### Task instructions
1/ Decide whether each statement agrees with the passage about growing up with OCD, answering yes or no and quoting the words of the passage that settle it. (a) As a child, the writer was frustrated by being told to focus on the present moment. (b) Before the diagnosis, the writer had no sense of being different. (c) The writer's friends sometimes laughed at the things the writer worried about.
2/ Go on with the passage about growing up with OCD, starting right after its final sentence.

:: Selected text ::

I'll be honest. When people used to tell me as a kid to focus on the present moment and stop worrying about the future, I felt frustrated. Back then, I didn't know why it was so hard for me to ground myself in the present, and being told to do that felt frustrating and sometimes impossible. How can I focus what's going on right now until I fix this bad thought? I knew something about me was different, but I didn't think much of it until my OCD diagnosis. I wonder how many other kids with OCD felt the same way, back then in elementary school. Did other kids go to their mothers and say, "I had a thought..." Did their mothers looking at them knowingly, ready to give reassurance? Did other kids have trouble falling asleep because they need to wash their hands just one more time? As I grew older, I began to understand myself better. I finally had answers to why I felt like my brain was different from other peoples' brains. I understood that the reason I worry about "silly" things that my friends don't think twice about -- or sometimes even chuckle at -- is because I have an "OCD" brain, and it works a little different than other brains.

:::
:: Given information ::

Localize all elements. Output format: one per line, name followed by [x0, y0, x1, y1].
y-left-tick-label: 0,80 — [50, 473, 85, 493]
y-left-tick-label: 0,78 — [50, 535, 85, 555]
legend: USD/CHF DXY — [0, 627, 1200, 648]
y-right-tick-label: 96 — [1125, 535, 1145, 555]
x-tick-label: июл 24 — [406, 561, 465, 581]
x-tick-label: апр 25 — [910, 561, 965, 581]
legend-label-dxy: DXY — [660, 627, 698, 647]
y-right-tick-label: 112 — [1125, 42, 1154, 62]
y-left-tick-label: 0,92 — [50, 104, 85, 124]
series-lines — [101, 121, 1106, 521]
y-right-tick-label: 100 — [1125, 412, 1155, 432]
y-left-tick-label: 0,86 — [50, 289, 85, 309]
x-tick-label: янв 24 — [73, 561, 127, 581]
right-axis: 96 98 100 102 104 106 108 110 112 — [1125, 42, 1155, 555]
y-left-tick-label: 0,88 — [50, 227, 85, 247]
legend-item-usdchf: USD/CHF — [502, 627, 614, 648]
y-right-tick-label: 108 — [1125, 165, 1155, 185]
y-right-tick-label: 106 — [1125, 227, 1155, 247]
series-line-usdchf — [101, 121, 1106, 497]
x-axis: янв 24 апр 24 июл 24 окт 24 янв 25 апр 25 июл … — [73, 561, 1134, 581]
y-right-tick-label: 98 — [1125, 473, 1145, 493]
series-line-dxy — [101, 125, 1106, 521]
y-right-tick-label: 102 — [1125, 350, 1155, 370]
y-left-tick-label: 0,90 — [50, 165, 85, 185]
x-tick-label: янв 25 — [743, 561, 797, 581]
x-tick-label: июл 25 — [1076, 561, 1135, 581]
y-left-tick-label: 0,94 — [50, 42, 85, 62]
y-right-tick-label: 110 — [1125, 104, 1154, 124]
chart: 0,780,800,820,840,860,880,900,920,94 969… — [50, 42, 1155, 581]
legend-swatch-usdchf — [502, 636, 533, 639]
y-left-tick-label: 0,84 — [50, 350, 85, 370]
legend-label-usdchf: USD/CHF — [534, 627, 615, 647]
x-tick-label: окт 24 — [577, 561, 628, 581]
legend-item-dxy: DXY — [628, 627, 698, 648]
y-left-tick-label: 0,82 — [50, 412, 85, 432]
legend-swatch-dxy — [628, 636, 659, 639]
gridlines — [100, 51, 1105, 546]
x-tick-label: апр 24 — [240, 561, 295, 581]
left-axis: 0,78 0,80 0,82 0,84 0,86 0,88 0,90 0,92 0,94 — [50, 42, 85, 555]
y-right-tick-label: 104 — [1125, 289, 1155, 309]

:::

### Responses per task
1/
(a) Yes: "When people used to tell me as a kid to focus on the present moment and stop worrying about the future, I felt frustrated."
(b) No: "I knew something about me was different, but I didn't think much of it until my OCD diagnosis."
(c) Yes: "my friends don't think twice about -- or sometimes even chuckle at"

2/
. . .
I used to think of "good days" as days where I don't have OCD thoughts. But I've come to learn that I can have good days where those thoughts are present. Because the truth is that I live with OCD. It is a part of my life, and I can't make it go away by thinking really hard about it. It takes a lot of work but I'm learning to have good days despite intrusive thoughts. I'm trying to ground myself in the present moment, because I'm tired of losing time to OCD. I refuse to let it confine me to the past or make me worry about the future.